*** ENTRIES PROVIDED ***

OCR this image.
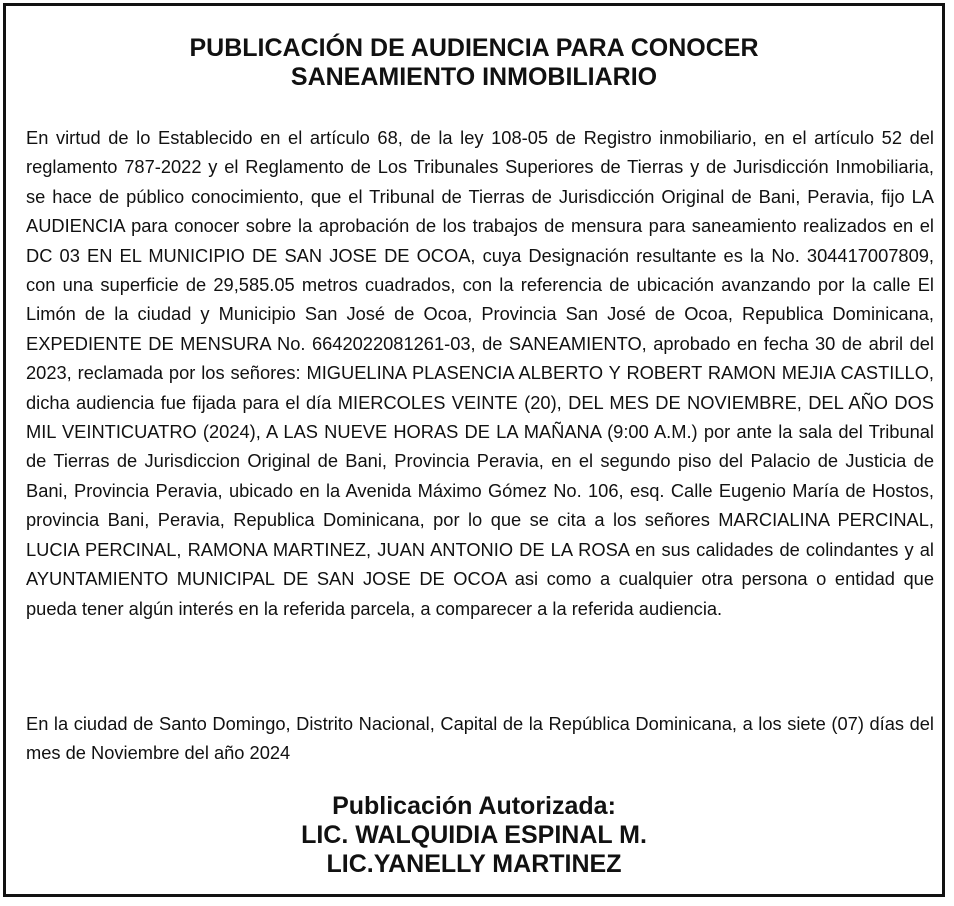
PUBLICACIÓN DE AUDIENCIA PARA CONOCER
SANEAMIENTO INMOBILIARIO

En virtud de lo Establecido en el artículo 68, de la ley 108-05 de Registro inmobiliario, en el artículo 52 del reglamento 787-2022 y el Reglamento de Los Tribunales Superiores de Tierras y de Jurisdicción Inmobiliaria, se hace de público conocimiento, que el Tribunal de Tierras de Jurisdicción Original de Bani, Peravia, fijo LA AUDIENCIA para conocer sobre la aprobación de los trabajos de mensura para saneamiento realizados en el DC 03 EN EL MUNICIPIO DE SAN JOSE DE OCOA, cuya Designación resultante es la No. 304417007809, con una superficie de 29,585.05 metros cuadrados, con la referencia de ubicación avanzando por la calle El Limón de la ciudad y Municipio San José de Ocoa, Provincia San José de Ocoa, Republica Dominicana, EXPEDIENTE DE MENSURA No. 6642022081261-03, de SANEAMIENTO, aprobado en fecha 30 de abril del 2023, reclamada por los señores: MIGUELINA PLASENCIA ALBERTO Y ROBERT RAMON MEJIA CASTILLO, dicha audiencia fue fijada para el día MIERCOLES VEINTE (20), DEL MES DE NOVIEMBRE, DEL AÑO DOS MIL VEINTICUATRO (2024), A LAS NUEVE HORAS DE LA MAÑANA (9:00 A.M.) por ante la sala del Tribunal de Tierras de Jurisdiccion Original de Bani, Provincia Peravia, en el segundo piso del Palacio de Justicia de Bani, Provincia Peravia, ubicado en la Avenida Máximo Gómez No. 106, esq. Calle Eugenio María de Hostos, provincia Bani, Peravia, Republica Dominicana, por lo que se cita a los señores MARCIALINA PERCINAL, LUCIA PERCINAL, RAMONA MARTINEZ, JUAN ANTONIO DE LA ROSA en sus calidades de colindantes y al AYUNTAMIENTO MUNICIPAL DE SAN JOSE DE OCOA asi como a cualquier otra persona o entidad que pueda tener algún interés en la referida parcela, a comparecer a la referida audiencia.

En la ciudad de Santo Domingo, Distrito Nacional, Capital de la República Dominicana, a los siete (07) días del mes de Noviembre del año 2024

Publicación Autorizada:
LIC. WALQUIDIA ESPINAL M.
LIC.YANELLY MARTINEZ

***

WHAT THE TASK ASKS. Quote each entry above verbatim and drop the pictures.

EXPECTED ANSWER.
OCR this image.
PUBLICACIÓN DE AUDIENCIA PARA CONOCER
SANEAMIENTO INMOBILIARIO

En virtud de lo Establecido en el artículo 68, de la ley 108-05 de Registro inmobiliario, en el artículo 52 del reglamento 787-2022 y el Reglamento de Los Tribunales Superiores de Tierras y de Jurisdicción Inmobiliaria, se hace de público conocimiento, que el Tribunal de Tierras de Jurisdicción Original de Bani, Peravia, fijo LA AUDIENCIA para conocer sobre la aprobación de los trabajos de mensura para saneamiento realizados en el DC 03 EN EL MUNICIPIO DE SAN JOSE DE OCOA, cuya Designación resultante es la No. 304417007809, con una superficie de 29,585.05 metros cuadrados, con la referencia de ubicación avanzando por la calle El Limón de la ciudad y Municipio San José de Ocoa, Provincia San José de Ocoa, Republica Dominicana, EXPEDIENTE DE MENSURA No. 6642022081261-03, de SANEAMIENTO, aprobado en fecha 30 de abril del 2023, reclamada por los señores: MIGUELINA PLASENCIA ALBERTO Y ROBERT RAMON MEJIA CASTILLO, dicha audiencia fue fijada para el día MIERCOLES VEINTE (20), DEL MES DE NOVIEMBRE, DEL AÑO DOS MIL VEINTICUATRO (2024), A LAS NUEVE HORAS DE LA MAÑANA (9:00 A.M.) por ante la sala del Tribunal de Tierras de Jurisdiccion Original de Bani, Provincia Peravia, en el segundo piso del Palacio de Justicia de Bani, Provincia Peravia, ubicado en la Avenida Máximo Gómez No. 106, esq. Calle Eugenio María de Hostos, provincia Bani, Peravia, Republica Dominicana, por lo que se cita a los señores MARCIALINA PERCINAL, LUCIA PERCINAL, RAMONA MARTINEZ, JUAN ANTONIO DE LA ROSA en sus calidades de colindantes y al AYUNTAMIENTO MUNICIPAL DE SAN JOSE DE OCOA asi como a cualquier otra persona o entidad que pueda tener algún interés en la referida parcela, a comparecer a la referida audiencia.

En la ciudad de Santo Domingo, Distrito Nacional, Capital de la República Dominicana, a los siete (07) días del mes de Noviembre del año 2024

Publicación Autorizada:
LIC. WALQUIDIA ESPINAL M.
LIC.YANELLY MARTINEZ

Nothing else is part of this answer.